(Challenge): Please gather every line of the items below that contains the string "chat". Case matters.

(Recorded data):
● ● ●

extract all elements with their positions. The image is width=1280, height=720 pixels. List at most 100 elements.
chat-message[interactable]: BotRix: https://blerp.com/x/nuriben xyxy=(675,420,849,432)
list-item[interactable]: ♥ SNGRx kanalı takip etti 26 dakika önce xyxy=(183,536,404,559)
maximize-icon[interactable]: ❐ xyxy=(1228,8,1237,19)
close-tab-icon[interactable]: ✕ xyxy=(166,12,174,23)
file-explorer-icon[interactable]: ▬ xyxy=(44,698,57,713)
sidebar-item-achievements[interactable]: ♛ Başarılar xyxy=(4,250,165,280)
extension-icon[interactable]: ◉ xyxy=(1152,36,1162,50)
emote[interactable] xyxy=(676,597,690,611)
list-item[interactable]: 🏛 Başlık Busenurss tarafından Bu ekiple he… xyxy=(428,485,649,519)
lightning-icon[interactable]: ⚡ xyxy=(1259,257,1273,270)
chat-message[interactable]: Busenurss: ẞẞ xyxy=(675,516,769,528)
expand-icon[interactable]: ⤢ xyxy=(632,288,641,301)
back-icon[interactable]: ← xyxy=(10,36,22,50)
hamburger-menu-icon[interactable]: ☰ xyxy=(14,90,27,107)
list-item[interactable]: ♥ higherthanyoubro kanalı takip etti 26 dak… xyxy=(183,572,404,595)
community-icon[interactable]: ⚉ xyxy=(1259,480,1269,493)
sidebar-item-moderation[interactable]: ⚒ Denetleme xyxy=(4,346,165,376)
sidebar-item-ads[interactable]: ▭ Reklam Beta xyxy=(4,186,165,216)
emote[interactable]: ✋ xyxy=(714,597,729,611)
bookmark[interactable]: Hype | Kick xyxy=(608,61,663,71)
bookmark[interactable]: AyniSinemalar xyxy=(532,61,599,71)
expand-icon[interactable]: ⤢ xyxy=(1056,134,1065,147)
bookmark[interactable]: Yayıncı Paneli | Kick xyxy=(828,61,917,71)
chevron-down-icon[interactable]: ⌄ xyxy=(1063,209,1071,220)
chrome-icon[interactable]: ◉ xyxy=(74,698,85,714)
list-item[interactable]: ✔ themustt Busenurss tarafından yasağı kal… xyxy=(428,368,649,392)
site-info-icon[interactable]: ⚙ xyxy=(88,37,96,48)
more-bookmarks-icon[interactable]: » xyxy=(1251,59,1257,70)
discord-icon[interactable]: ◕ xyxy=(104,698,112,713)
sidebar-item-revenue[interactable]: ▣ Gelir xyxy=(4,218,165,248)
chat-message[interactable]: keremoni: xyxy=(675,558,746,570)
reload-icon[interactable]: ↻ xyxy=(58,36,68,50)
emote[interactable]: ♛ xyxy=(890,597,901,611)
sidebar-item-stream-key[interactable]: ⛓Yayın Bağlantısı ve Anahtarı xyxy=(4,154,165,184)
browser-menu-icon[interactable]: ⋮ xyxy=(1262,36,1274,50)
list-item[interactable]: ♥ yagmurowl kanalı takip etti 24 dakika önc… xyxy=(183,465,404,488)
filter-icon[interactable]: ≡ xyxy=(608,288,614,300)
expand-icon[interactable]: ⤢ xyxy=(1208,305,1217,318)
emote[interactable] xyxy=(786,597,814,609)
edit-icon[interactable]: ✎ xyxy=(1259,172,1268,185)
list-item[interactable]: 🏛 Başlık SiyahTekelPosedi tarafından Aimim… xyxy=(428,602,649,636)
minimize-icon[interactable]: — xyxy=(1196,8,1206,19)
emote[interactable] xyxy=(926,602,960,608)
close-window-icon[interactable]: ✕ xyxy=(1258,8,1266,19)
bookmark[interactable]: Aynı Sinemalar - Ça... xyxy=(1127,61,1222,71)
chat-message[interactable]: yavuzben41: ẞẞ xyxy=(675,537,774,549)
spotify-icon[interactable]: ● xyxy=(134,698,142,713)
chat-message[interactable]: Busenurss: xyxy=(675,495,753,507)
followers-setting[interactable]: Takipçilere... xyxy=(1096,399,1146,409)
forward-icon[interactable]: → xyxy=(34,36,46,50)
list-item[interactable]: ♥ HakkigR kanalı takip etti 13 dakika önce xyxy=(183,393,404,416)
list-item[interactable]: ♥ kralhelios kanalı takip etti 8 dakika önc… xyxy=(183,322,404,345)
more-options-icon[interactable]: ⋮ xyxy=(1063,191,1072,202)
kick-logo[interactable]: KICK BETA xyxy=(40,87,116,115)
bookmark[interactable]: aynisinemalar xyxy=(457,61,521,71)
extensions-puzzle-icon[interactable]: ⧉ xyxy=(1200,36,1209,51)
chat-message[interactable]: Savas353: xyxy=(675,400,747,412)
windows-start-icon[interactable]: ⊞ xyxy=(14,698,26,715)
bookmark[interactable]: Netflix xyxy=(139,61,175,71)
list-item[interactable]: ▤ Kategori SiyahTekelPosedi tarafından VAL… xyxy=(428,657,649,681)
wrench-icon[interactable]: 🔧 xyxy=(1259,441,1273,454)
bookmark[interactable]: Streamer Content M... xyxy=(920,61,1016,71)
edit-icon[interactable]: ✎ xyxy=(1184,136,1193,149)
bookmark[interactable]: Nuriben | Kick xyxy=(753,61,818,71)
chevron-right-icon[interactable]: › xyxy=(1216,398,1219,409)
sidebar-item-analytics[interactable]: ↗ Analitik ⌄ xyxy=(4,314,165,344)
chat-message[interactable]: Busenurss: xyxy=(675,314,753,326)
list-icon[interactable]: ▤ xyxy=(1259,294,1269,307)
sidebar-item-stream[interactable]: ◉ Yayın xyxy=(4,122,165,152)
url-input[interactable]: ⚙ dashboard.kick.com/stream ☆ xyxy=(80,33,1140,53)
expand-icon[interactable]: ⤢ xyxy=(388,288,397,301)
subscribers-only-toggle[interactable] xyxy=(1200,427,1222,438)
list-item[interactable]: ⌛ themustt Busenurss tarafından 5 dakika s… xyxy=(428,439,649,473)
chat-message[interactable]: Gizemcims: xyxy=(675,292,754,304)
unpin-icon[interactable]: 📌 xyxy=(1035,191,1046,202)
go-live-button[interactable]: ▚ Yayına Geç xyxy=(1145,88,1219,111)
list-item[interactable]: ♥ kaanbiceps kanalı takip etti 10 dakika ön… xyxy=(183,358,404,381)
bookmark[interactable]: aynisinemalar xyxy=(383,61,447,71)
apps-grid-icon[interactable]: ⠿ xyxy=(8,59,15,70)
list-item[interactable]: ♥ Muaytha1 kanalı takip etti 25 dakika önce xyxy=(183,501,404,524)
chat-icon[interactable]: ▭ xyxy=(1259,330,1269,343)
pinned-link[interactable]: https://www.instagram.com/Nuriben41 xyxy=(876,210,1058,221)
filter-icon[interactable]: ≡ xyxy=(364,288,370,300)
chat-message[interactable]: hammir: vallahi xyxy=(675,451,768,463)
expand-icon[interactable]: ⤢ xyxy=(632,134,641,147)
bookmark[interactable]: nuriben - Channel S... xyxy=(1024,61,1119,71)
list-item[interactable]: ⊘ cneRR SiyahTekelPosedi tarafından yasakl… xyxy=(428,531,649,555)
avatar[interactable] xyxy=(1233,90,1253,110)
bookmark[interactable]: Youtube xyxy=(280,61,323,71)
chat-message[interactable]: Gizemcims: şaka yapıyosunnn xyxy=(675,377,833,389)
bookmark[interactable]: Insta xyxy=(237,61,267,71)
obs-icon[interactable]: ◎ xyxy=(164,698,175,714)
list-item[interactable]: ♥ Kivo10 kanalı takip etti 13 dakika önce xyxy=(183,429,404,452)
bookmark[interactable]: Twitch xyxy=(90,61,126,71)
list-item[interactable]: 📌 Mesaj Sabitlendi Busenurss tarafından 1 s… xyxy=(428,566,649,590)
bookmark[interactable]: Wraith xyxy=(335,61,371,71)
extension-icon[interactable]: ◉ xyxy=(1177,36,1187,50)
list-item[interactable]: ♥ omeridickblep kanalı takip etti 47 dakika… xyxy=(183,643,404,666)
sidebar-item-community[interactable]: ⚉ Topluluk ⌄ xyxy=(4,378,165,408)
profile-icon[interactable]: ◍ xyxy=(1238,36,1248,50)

● ● ●

(Correct response):
chat-message[interactable]: BotRix: https://blerp.com/x/nuriben xyxy=(675,420,849,432)
chat-message[interactable]: Busenurss: ẞẞ xyxy=(675,516,769,528)
chat-message[interactable]: keremoni: xyxy=(675,558,746,570)
chat-message[interactable]: yavuzben41: ẞẞ xyxy=(675,537,774,549)
chat-message[interactable]: Busenurss: xyxy=(675,495,753,507)
chat-message[interactable]: Savas353: xyxy=(675,400,747,412)
chat-message[interactable]: Busenurss: xyxy=(675,314,753,326)
chat-message[interactable]: Gizemcims: xyxy=(675,292,754,304)
chat-icon[interactable]: ▭ xyxy=(1259,330,1269,343)
chat-message[interactable]: hammir: vallahi xyxy=(675,451,768,463)
chat-message[interactable]: Gizemcims: şaka yapıyosunnn xyxy=(675,377,833,389)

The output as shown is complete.